▶ _REQUIREMENTS_: Copy all of the records below verbatim.

--- Begin DATASET ---

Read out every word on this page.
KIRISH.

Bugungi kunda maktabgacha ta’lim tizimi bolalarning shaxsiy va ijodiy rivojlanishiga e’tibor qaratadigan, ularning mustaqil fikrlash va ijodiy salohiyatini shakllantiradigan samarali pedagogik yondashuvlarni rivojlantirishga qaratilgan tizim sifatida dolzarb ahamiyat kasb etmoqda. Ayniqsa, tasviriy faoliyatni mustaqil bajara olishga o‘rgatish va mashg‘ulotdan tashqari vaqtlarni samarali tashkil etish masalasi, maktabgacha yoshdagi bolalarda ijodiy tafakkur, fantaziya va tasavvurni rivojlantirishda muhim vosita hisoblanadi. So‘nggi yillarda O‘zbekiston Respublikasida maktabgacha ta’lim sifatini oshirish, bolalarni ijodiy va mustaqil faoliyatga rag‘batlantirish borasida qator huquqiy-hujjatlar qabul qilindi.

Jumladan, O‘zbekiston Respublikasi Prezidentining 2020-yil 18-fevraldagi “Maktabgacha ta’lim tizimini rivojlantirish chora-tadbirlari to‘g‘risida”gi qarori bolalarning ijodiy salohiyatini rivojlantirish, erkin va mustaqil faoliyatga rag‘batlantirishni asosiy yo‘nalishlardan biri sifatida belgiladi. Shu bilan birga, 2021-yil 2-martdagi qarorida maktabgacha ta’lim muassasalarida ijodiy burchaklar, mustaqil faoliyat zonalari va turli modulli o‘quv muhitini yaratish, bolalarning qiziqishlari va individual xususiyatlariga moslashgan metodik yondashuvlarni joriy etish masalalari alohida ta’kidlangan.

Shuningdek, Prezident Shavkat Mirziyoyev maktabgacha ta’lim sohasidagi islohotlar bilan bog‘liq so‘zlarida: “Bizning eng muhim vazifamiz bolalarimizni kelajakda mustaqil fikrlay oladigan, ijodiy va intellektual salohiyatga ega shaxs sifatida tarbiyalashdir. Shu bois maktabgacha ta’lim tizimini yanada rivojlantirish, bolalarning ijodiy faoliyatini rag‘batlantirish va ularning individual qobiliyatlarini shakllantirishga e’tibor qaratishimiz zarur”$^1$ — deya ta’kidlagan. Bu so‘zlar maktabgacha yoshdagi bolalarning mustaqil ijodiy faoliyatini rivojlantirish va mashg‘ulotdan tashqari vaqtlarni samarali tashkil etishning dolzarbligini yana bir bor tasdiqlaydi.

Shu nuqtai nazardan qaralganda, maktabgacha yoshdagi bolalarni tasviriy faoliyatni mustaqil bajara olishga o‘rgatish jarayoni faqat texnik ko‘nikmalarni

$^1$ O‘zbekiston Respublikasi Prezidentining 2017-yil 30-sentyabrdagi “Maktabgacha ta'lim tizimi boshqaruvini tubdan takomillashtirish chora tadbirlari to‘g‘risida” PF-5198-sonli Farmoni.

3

--- End DATASET ---

▶ _FINISHED EXERCISE_:
Read out every word on this page.
KIRISH.

Bugungi kunda maktabgacha ta’lim tizimi bolalarning shaxsiy va ijodiy rivojlanishiga e’tibor qaratadigan, ularning mustaqil fikrlash va ijodiy salohiyatini shakllantiradigan samarali pedagogik yondashuvlarni rivojlantirishga qaratilgan tizim sifatida dolzarb ahamiyat kasb etmoqda. Ayniqsa, tasviriy faoliyatni mustaqil bajara olishga o‘rgatish va mashg‘ulotdan tashqari vaqtlarni samarali tashkil etish masalasi, maktabgacha yoshdagi bolalarda ijodiy tafakkur, fantaziya va tasavvurni rivojlantirishda muhim vosita hisoblanadi. So‘nggi yillarda O‘zbekiston Respublikasida maktabgacha ta’lim sifatini oshirish, bolalarni ijodiy va mustaqil faoliyatga rag‘batlantirish borasida qator huquqiy-hujjatlar qabul qilindi.

Jumladan, O‘zbekiston Respublikasi Prezidentining 2020-yil 18-fevraldagi “Maktabgacha ta’lim tizimini rivojlantirish chora-tadbirlari to‘g‘risida”gi qarori bolalarning ijodiy salohiyatini rivojlantirish, erkin va mustaqil faoliyatga rag‘batlantirishni asosiy yo‘nalishlardan biri sifatida belgiladi. Shu bilan birga, 2021-yil 2-martdagi qarorida maktabgacha ta’lim muassasalarida ijodiy burchaklar, mustaqil faoliyat zonalari va turli modulli o‘quv muhitini yaratish, bolalarning qiziqishlari va individual xususiyatlariga moslashgan metodik yondashuvlarni joriy etish masalalari alohida ta’kidlangan.

Shuningdek, Prezident Shavkat Mirziyoyev maktabgacha ta’lim sohasidagi islohotlar bilan bog‘liq so‘zlarida: “Bizning eng muhim vazifamiz bolalarimizni kelajakda mustaqil fikrlay oladigan, ijodiy va intellektual salohiyatga ega shaxs sifatida tarbiyalashdir. Shu bois maktabgacha ta’lim tizimini yanada rivojlantirish, bolalarning ijodiy faoliyatini rag‘batlantirish va ularning individual qobiliyatlarini shakllantirishga e’tibor qaratishimiz zarur”$^1$ — deya ta’kidlagan. Bu so‘zlar maktabgacha yoshdagi bolalarning mustaqil ijodiy faoliyatini rivojlantirish va mashg‘ulotdan tashqari vaqtlarni samarali tashkil etishning dolzarbligini yana bir bor tasdiqlaydi.

Shu nuqtai nazardan qaralganda, maktabgacha yoshdagi bolalarni tasviriy faoliyatni mustaqil bajara olishga o‘rgatish jarayoni faqat texnik ko‘nikmalarni

$^1$ O‘zbekiston Respublikasi Prezidentining 2017-yil 30-sentyabrdagi “Maktabgacha ta'lim tizimi boshqaruvini tubdan takomillashtirish chora tadbirlari to‘g‘risida” PF-5198-sonli Farmoni.

3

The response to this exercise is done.